◆ Problem:
Write out the records that appear below, verbatim and complete, but without pictures.

◆ Data entries:
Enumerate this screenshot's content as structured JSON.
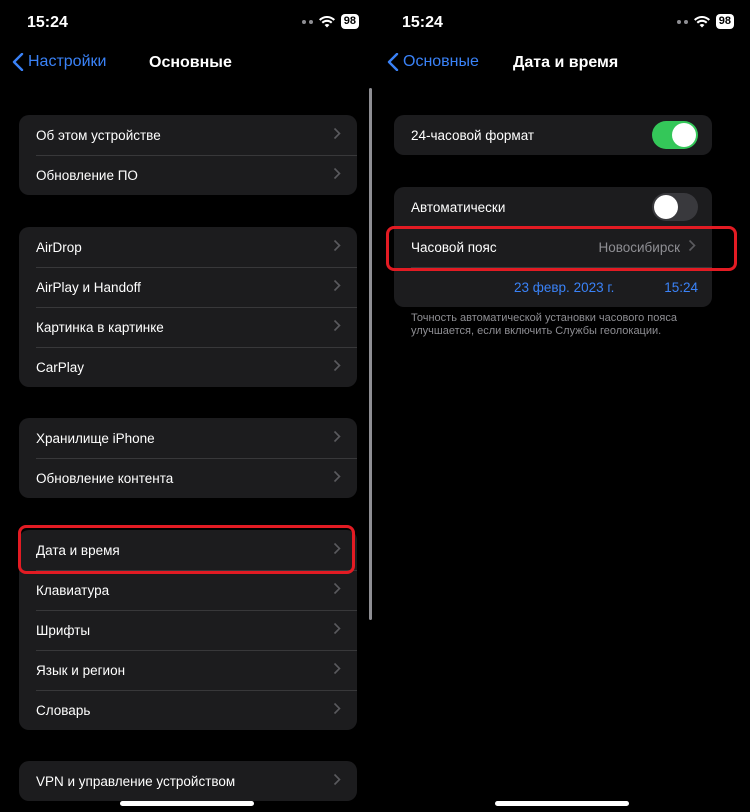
{
  "left": {
    "status": {
      "time": "15:24",
      "battery": "98"
    },
    "nav": {
      "back": "Настройки",
      "title": "Основные"
    },
    "groups": [
      [
        "Об этом устройстве",
        "Обновление ПО"
      ],
      [
        "AirDrop",
        "AirPlay и Handoff",
        "Картинка в картинке",
        "CarPlay"
      ],
      [
        "Хранилище iPhone",
        "Обновление контента"
      ],
      [
        "Дата и время",
        "Клавиатура",
        "Шрифты",
        "Язык и регион",
        "Словарь"
      ],
      [
        "VPN и управление устройством"
      ]
    ]
  },
  "right": {
    "status": {
      "time": "15:24",
      "battery": "98"
    },
    "nav": {
      "back": "Основные",
      "title": "Дата и время"
    },
    "format24": {
      "label": "24-часовой формат",
      "on": true
    },
    "auto": {
      "label": "Автоматически",
      "on": false
    },
    "timezone": {
      "label": "Часовой пояс",
      "value": "Новосибирск"
    },
    "date": "23 февр. 2023 г.",
    "time": "15:24",
    "footnote": "Точность автоматической установки часового пояса улучшается, если включить Службы геолокации."
  },
  "colors": {
    "accent": "#3a82f7",
    "toggle_on": "#34c759",
    "highlight": "#e21b23"
  }
}
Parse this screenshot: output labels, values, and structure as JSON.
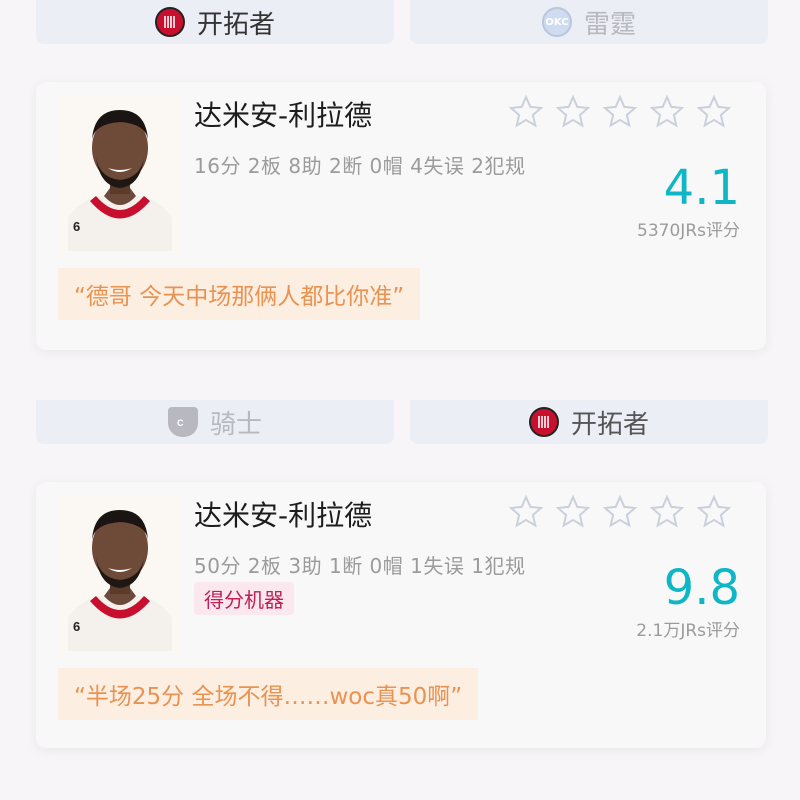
{
  "section1": {
    "tab_left": {
      "team": "开拓者",
      "logo_icon": "blazers-logo-icon"
    },
    "tab_right": {
      "team": "雷霆",
      "logo_icon": "thunder-logo-icon",
      "logo_text": "OKC"
    },
    "card": {
      "player_name": "达米安-利拉德",
      "stats": "16分 2板 8助 2断 0帽 4失误 2犯规",
      "score": "4.1",
      "votes": "5370JRs评分",
      "comment": "“德哥 今天中场那俩人都比你准”",
      "jersey_number": "6",
      "stars_filled": 0,
      "stars_total": 5
    }
  },
  "section2": {
    "tab_left": {
      "team": "骑士",
      "logo_icon": "cavaliers-logo-icon"
    },
    "tab_right": {
      "team": "开拓者",
      "logo_icon": "blazers-logo-icon"
    },
    "card": {
      "player_name": "达米安-利拉德",
      "stats": "50分 2板 3助 1断 0帽 1失误 1犯规",
      "tag": "得分机器",
      "score": "9.8",
      "votes": "2.1万JRs评分",
      "comment": "“半场25分 全场不得……woc真50啊”",
      "jersey_number": "6",
      "stars_filled": 0,
      "stars_total": 5
    }
  },
  "colors": {
    "score": "#0fb7c6",
    "comment_text": "#ea9250",
    "comment_bg": "#fcefe2",
    "tag_text": "#c02055",
    "tag_bg": "#fbe7ee",
    "star_outline": "#c9cfdb"
  }
}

◆ Response to the task:
Enumerate this screenshot's content as structured JSON.
{
  "left": {
    "status": {
      "time": "15:24",
      "battery": "98"
    },
    "nav": {
      "back": "Настройки",
      "title": "Основные"
    },
    "groups": [
      [
        "Об этом устройстве",
        "Обновление ПО"
      ],
      [
        "AirDrop",
        "AirPlay и Handoff",
        "Картинка в картинке",
        "CarPlay"
      ],
      [
        "Хранилище iPhone",
        "Обновление контента"
      ],
      [
        "Дата и время",
        "Клавиатура",
        "Шрифты",
        "Язык и регион",
        "Словарь"
      ],
      [
        "VPN и управление устройством"
      ]
    ]
  },
  "right": {
    "status": {
      "time": "15:24",
      "battery": "98"
    },
    "nav": {
      "back": "Основные",
      "title": "Дата и время"
    },
    "format24": {
      "label": "24-часовой формат",
      "on": true
    },
    "auto": {
      "label": "Автоматически",
      "on": false
    },
    "timezone": {
      "label": "Часовой пояс",
      "value": "Новосибирск"
    },
    "date": "23 февр. 2023 г.",
    "time": "15:24",
    "footnote": "Точность автоматической установки часового пояса улучшается, если включить Службы геолокации."
  },
  "colors": {
    "accent": "#3a82f7",
    "toggle_on": "#34c759",
    "highlight": "#e21b23"
  }
}
Parse this screenshot: output labels, values, and structure as JSON.
{
  "section1": {
    "tab_left": {
      "team": "开拓者",
      "logo_icon": "blazers-logo-icon"
    },
    "tab_right": {
      "team": "雷霆",
      "logo_icon": "thunder-logo-icon",
      "logo_text": "OKC"
    },
    "card": {
      "player_name": "达米安-利拉德",
      "stats": "16分 2板 8助 2断 0帽 4失误 2犯规",
      "score": "4.1",
      "votes": "5370JRs评分",
      "comment": "“德哥 今天中场那俩人都比你准”",
      "jersey_number": "6",
      "stars_filled": 0,
      "stars_total": 5
    }
  },
  "section2": {
    "tab_left": {
      "team": "骑士",
      "logo_icon": "cavaliers-logo-icon"
    },
    "tab_right": {
      "team": "开拓者",
      "logo_icon": "blazers-logo-icon"
    },
    "card": {
      "player_name": "达米安-利拉德",
      "stats": "50分 2板 3助 1断 0帽 1失误 1犯规",
      "tag": "得分机器",
      "score": "9.8",
      "votes": "2.1万JRs评分",
      "comment": "“半场25分 全场不得……woc真50啊”",
      "jersey_number": "6",
      "stars_filled": 0,
      "stars_total": 5
    }
  },
  "colors": {
    "score": "#0fb7c6",
    "comment_text": "#ea9250",
    "comment_bg": "#fcefe2",
    "tag_text": "#c02055",
    "tag_bg": "#fbe7ee",
    "star_outline": "#c9cfdb"
  }
}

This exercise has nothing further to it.